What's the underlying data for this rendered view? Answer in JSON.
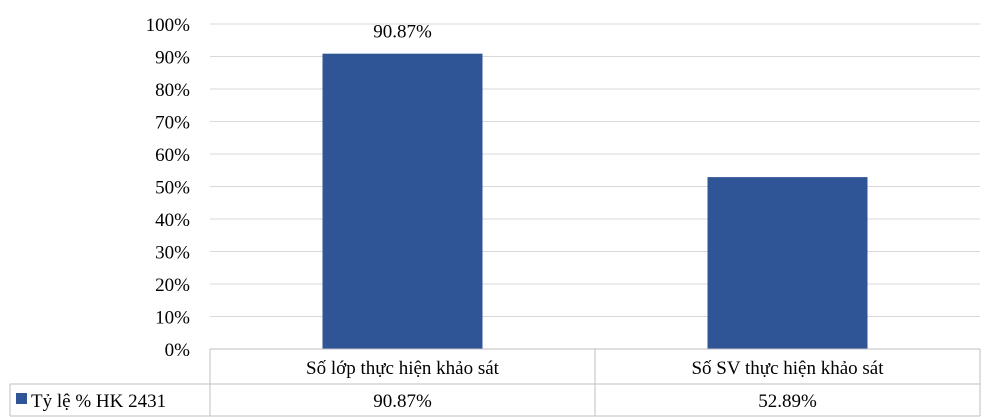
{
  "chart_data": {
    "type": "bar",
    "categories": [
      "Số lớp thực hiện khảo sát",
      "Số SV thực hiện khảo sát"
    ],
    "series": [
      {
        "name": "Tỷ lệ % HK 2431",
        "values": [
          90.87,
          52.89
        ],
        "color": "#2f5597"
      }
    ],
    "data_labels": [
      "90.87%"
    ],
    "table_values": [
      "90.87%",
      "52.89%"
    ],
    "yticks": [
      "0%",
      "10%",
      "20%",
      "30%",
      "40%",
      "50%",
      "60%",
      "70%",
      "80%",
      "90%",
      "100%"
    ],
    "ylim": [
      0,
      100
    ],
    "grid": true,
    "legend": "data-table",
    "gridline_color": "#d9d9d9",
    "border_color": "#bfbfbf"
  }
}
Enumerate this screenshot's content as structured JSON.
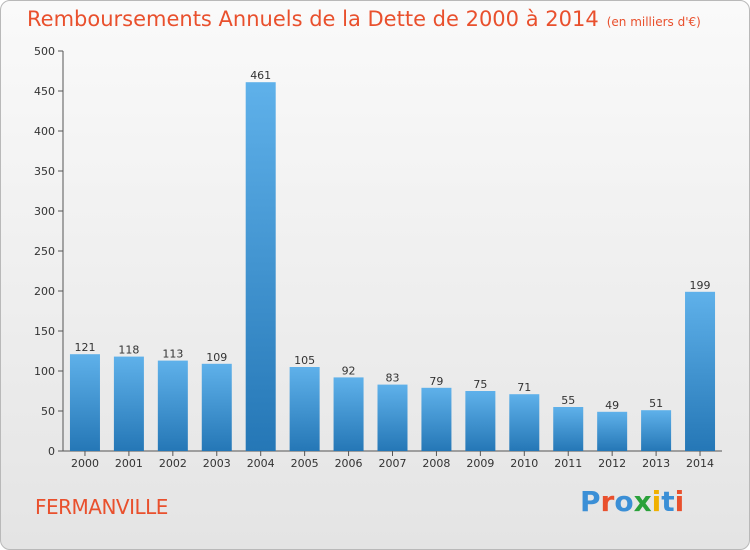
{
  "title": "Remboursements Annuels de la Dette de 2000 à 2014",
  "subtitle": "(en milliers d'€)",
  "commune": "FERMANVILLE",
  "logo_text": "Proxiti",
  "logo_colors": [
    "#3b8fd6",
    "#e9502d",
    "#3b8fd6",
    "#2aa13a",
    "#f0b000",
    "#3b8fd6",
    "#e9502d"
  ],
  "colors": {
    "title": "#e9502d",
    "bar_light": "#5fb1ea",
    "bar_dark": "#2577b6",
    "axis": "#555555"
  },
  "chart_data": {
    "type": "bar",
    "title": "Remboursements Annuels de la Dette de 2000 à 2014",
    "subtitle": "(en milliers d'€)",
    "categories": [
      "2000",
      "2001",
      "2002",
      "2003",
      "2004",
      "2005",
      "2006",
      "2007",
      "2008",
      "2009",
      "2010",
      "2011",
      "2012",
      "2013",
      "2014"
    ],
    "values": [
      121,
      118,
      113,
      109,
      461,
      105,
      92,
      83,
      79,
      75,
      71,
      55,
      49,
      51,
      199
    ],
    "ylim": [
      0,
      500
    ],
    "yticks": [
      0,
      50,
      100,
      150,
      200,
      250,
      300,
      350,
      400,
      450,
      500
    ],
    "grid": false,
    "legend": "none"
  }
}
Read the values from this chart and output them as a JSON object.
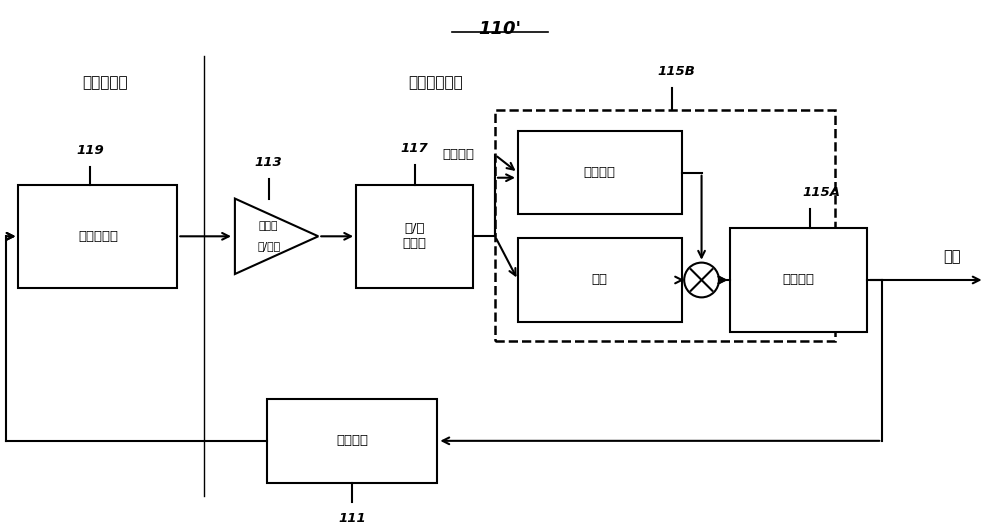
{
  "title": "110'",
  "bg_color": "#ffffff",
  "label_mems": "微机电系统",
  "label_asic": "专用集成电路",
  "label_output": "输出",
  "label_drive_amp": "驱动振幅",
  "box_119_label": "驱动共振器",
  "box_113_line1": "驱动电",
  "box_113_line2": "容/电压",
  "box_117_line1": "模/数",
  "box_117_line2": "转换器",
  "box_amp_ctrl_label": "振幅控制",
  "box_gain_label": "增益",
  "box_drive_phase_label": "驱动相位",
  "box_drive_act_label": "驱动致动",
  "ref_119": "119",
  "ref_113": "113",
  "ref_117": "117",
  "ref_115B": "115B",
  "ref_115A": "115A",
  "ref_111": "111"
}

------------------------------------------------------------------------

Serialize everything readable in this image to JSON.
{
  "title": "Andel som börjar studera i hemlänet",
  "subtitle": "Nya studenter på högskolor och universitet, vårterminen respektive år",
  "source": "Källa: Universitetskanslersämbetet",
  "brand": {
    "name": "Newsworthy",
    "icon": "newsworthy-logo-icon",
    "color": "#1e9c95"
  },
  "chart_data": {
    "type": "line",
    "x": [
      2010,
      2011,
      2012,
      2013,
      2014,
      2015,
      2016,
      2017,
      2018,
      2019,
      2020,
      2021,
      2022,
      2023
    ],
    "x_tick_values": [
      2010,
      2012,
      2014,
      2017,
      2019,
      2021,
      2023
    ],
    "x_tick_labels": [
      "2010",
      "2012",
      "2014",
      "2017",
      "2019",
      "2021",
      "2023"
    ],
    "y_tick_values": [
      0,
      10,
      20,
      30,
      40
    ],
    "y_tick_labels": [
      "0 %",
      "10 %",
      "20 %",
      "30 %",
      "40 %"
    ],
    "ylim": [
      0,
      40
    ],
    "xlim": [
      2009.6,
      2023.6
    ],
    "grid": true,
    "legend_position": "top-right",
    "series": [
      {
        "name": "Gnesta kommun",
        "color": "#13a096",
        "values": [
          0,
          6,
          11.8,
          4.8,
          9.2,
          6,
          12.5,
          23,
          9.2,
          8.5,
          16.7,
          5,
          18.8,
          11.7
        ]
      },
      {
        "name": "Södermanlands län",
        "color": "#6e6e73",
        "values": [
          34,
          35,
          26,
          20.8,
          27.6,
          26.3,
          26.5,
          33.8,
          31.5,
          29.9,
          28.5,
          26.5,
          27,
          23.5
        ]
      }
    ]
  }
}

------------------------------------------------------------------------

Check every line of the data above for the string "Dette", and copy those that have it.

*Expected answer*:
  "title": "Remboursements Annuels de la Dette de 2000 à 2014",
    "title": "Remboursements Annuels de la Dette de 2000 à 2014",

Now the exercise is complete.